Entries from a visual dataset:
§

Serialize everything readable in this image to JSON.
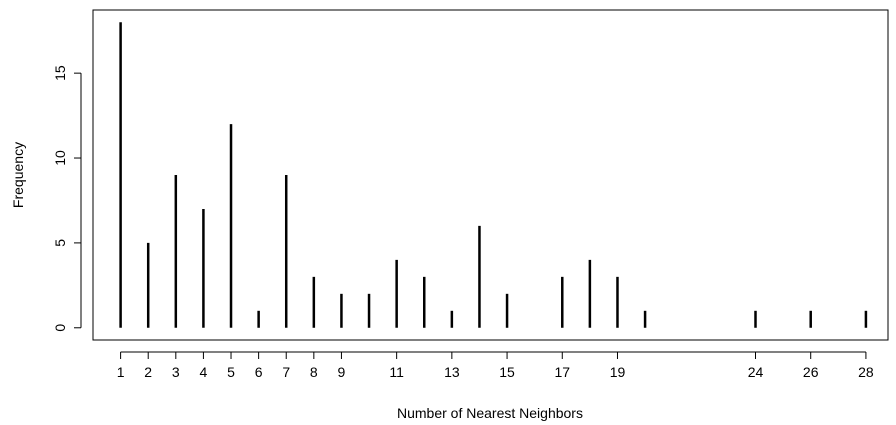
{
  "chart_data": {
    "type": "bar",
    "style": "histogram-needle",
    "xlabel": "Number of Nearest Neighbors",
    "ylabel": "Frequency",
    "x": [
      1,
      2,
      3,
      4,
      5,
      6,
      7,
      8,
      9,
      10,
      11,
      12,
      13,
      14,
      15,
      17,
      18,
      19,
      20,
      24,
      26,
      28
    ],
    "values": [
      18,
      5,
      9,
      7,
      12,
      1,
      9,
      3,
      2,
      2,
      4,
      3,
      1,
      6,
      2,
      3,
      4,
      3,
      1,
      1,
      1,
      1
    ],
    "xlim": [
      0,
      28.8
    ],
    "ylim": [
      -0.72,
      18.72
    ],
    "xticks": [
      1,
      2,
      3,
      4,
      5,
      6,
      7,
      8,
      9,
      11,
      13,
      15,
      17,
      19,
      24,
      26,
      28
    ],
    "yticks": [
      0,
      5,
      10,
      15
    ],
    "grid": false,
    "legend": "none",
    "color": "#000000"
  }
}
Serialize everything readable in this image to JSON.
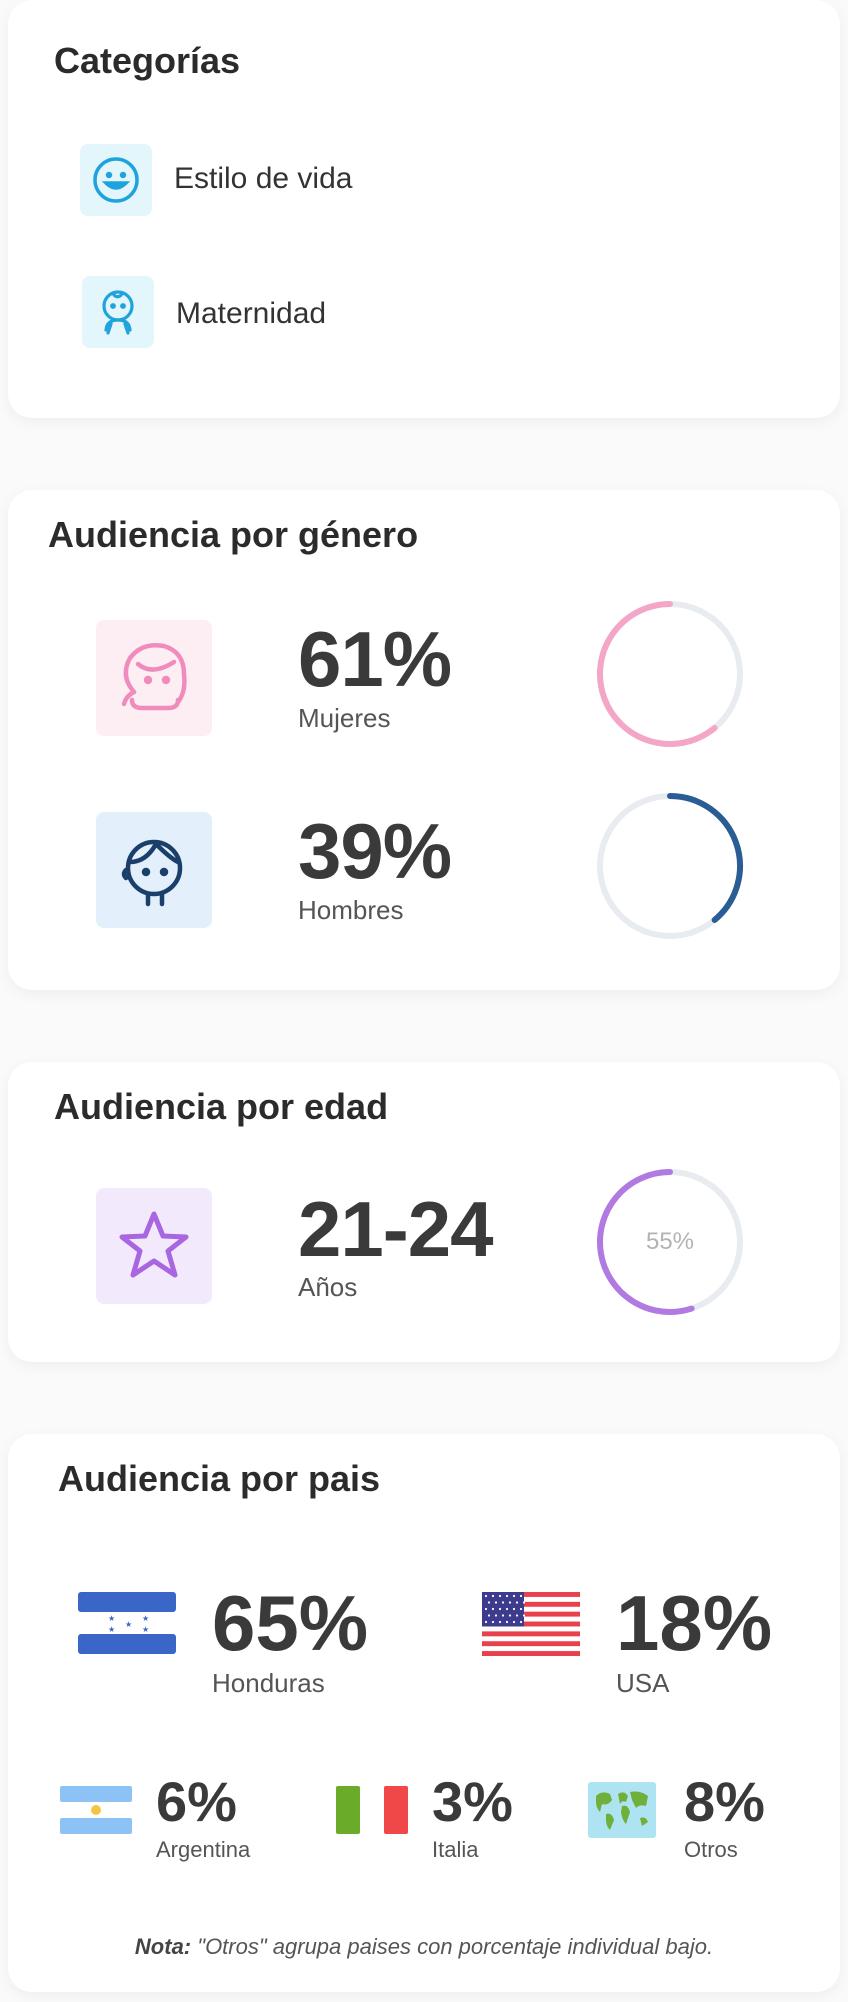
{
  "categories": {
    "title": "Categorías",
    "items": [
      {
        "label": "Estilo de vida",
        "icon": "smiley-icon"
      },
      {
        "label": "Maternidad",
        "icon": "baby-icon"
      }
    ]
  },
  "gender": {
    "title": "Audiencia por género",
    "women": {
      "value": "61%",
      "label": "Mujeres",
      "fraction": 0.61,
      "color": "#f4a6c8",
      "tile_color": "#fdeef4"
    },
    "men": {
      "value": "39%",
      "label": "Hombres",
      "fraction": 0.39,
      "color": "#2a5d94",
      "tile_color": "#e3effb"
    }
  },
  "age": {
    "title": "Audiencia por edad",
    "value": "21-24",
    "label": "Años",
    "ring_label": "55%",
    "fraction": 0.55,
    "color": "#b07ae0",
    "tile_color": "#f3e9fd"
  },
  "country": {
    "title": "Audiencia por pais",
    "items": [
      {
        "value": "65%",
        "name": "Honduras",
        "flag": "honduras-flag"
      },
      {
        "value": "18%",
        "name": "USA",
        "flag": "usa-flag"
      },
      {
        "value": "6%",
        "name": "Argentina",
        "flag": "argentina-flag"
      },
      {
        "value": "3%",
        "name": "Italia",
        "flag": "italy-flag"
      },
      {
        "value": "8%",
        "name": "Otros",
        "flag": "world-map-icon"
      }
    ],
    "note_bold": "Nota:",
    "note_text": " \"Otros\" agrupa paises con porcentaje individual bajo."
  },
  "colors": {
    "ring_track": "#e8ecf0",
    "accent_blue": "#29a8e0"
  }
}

§

• **Work to be completed**:
In the data above, count the lines where the word "name" appears; reply with the number only.

• **Response to this task**:
5